■ GIVEN EXERCISE
Count how many lines contain the word "Problems". Respond with the number alone.

■ MATERIAL FOR THE TASK

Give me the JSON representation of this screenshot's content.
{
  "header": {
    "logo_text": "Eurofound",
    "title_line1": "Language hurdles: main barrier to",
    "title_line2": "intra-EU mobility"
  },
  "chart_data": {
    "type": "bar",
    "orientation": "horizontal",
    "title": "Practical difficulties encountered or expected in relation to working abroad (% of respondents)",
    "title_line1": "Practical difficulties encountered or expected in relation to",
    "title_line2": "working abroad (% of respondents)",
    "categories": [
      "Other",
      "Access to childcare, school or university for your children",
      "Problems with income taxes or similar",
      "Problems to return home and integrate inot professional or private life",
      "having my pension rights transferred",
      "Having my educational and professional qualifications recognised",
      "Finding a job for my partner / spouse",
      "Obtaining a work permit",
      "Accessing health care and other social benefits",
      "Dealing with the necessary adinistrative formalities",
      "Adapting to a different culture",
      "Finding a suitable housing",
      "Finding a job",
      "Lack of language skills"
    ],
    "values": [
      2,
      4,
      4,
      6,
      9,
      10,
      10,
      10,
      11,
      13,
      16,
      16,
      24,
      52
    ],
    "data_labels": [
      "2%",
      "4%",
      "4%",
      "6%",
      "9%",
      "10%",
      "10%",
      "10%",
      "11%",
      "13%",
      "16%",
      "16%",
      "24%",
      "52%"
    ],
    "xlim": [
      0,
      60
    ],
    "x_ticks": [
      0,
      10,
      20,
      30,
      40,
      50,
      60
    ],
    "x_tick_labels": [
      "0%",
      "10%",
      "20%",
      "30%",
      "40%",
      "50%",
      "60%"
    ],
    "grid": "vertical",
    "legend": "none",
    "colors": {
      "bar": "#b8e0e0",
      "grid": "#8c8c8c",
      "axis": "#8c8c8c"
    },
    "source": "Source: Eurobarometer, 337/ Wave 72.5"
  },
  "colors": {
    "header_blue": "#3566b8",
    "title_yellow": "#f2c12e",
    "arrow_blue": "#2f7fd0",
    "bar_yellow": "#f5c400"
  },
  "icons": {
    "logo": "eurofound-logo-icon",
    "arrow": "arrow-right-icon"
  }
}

■ EXPECTED OUTPUT
2